Every entry must be copied word for word.

* BEGIN Data lines *

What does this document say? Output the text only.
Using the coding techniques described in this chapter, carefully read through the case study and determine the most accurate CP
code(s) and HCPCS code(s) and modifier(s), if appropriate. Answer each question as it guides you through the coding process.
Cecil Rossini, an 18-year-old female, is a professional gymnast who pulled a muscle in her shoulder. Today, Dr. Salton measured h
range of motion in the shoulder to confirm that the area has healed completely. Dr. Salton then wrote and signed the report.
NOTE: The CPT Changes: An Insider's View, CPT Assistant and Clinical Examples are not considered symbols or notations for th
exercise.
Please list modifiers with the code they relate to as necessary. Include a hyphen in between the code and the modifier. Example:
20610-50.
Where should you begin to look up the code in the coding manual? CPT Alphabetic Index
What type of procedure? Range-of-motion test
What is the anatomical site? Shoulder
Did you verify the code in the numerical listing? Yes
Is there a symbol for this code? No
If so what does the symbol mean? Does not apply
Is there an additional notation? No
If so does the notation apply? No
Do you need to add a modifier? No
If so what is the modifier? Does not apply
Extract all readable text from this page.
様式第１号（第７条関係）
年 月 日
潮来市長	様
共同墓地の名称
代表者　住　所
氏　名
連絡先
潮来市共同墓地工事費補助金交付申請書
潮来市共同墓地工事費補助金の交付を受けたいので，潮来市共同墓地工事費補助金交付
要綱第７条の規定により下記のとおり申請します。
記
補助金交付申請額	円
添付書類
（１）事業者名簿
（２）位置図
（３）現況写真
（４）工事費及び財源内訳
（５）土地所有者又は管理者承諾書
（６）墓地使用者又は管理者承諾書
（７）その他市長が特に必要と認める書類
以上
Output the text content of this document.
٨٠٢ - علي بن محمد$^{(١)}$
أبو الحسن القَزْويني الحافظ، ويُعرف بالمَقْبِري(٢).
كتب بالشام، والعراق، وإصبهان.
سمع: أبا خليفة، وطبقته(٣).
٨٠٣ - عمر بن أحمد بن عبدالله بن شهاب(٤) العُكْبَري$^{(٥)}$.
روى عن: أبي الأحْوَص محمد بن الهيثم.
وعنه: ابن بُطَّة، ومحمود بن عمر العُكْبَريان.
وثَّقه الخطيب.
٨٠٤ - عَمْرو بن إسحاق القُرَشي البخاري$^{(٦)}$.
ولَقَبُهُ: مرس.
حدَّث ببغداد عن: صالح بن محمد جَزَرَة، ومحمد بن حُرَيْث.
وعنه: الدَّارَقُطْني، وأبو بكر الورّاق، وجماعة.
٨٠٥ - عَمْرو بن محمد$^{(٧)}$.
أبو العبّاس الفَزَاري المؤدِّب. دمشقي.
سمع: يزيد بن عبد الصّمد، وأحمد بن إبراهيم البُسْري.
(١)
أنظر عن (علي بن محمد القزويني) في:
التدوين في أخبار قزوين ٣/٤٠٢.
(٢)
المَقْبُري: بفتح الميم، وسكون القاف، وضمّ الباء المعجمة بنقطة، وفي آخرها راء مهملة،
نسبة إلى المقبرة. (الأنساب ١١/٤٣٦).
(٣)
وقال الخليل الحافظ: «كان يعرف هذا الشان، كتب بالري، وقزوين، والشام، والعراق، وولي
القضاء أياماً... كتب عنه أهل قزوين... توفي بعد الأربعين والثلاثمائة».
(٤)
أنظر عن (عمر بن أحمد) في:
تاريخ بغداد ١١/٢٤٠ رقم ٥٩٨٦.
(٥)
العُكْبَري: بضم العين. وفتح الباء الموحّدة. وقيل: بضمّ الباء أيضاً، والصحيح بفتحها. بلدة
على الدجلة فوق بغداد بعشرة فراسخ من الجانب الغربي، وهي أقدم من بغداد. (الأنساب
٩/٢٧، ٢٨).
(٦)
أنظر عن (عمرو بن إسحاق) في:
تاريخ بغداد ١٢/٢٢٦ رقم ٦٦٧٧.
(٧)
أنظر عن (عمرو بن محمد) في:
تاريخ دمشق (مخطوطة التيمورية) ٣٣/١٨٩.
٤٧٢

* END Data lines *

**Answer below**:
What does this document say? Output the text only.
Using the coding techniques described in this chapter, carefully read through the case study and determine the most accurate CP
code(s) and HCPCS code(s) and modifier(s), if appropriate. Answer each question as it guides you through the coding process.
Cecil Rossini, an 18-year-old female, is a professional gymnast who pulled a muscle in her shoulder. Today, Dr. Salton measured h
range of motion in the shoulder to confirm that the area has healed completely. Dr. Salton then wrote and signed the report.
NOTE: The CPT Changes: An Insider's View, CPT Assistant and Clinical Examples are not considered symbols or notations for th
exercise.
Please list modifiers with the code they relate to as necessary. Include a hyphen in between the code and the modifier. Example:
20610-50.
Where should you begin to look up the code in the coding manual? CPT Alphabetic Index
What type of procedure? Range-of-motion test
What is the anatomical site? Shoulder
Did you verify the code in the numerical listing? Yes
Is there a symbol for this code? No
If so what does the symbol mean? Does not apply
Is there an additional notation? No
If so does the notation apply? No
Do you need to add a modifier? No
If so what is the modifier? Does not apply
Extract all readable text from this page.
様式第１号（第７条関係）
年 月 日
潮来市長	様
共同墓地の名称
代表者　住　所
氏　名
連絡先
潮来市共同墓地工事費補助金交付申請書
潮来市共同墓地工事費補助金の交付を受けたいので，潮来市共同墓地工事費補助金交付
要綱第７条の規定により下記のとおり申請します。
記
補助金交付申請額	円
添付書類
（１）事業者名簿
（２）位置図
（３）現況写真
（４）工事費及び財源内訳
（５）土地所有者又は管理者承諾書
（６）墓地使用者又は管理者承諾書
（７）その他市長が特に必要と認める書類
以上
Output the text content of this document.
٨٠٢ - علي بن محمد$^{(١)}$
أبو الحسن القَزْويني الحافظ، ويُعرف بالمَقْبِري(٢).
كتب بالشام، والعراق، وإصبهان.
سمع: أبا خليفة، وطبقته(٣).
٨٠٣ - عمر بن أحمد بن عبدالله بن شهاب(٤) العُكْبَري$^{(٥)}$.
روى عن: أبي الأحْوَص محمد بن الهيثم.
وعنه: ابن بُطَّة، ومحمود بن عمر العُكْبَريان.
وثَّقه الخطيب.
٨٠٤ - عَمْرو بن إسحاق القُرَشي البخاري$^{(٦)}$.
ولَقَبُهُ: مرس.
حدَّث ببغداد عن: صالح بن محمد جَزَرَة، ومحمد بن حُرَيْث.
وعنه: الدَّارَقُطْني، وأبو بكر الورّاق، وجماعة.
٨٠٥ - عَمْرو بن محمد$^{(٧)}$.
أبو العبّاس الفَزَاري المؤدِّب. دمشقي.
سمع: يزيد بن عبد الصّمد، وأحمد بن إبراهيم البُسْري.
(١)
أنظر عن (علي بن محمد القزويني) في:
التدوين في أخبار قزوين ٣/٤٠٢.
(٢)
المَقْبُري: بفتح الميم، وسكون القاف، وضمّ الباء المعجمة بنقطة، وفي آخرها راء مهملة،
نسبة إلى المقبرة. (الأنساب ١١/٤٣٦).
(٣)
وقال الخليل الحافظ: «كان يعرف هذا الشان، كتب بالري، وقزوين، والشام، والعراق، وولي
القضاء أياماً... كتب عنه أهل قزوين... توفي بعد الأربعين والثلاثمائة».
(٤)
أنظر عن (عمر بن أحمد) في:
تاريخ بغداد ١١/٢٤٠ رقم ٥٩٨٦.
(٥)
العُكْبَري: بضم العين. وفتح الباء الموحّدة. وقيل: بضمّ الباء أيضاً، والصحيح بفتحها. بلدة
على الدجلة فوق بغداد بعشرة فراسخ من الجانب الغربي، وهي أقدم من بغداد. (الأنساب
٩/٢٧، ٢٨).
(٦)
أنظر عن (عمرو بن إسحاق) في:
تاريخ بغداد ١٢/٢٢٦ رقم ٦٦٧٧.
(٧)
أنظر عن (عمرو بن محمد) في:
تاريخ دمشق (مخطوطة التيمورية) ٣٣/١٨٩.
٤٧٢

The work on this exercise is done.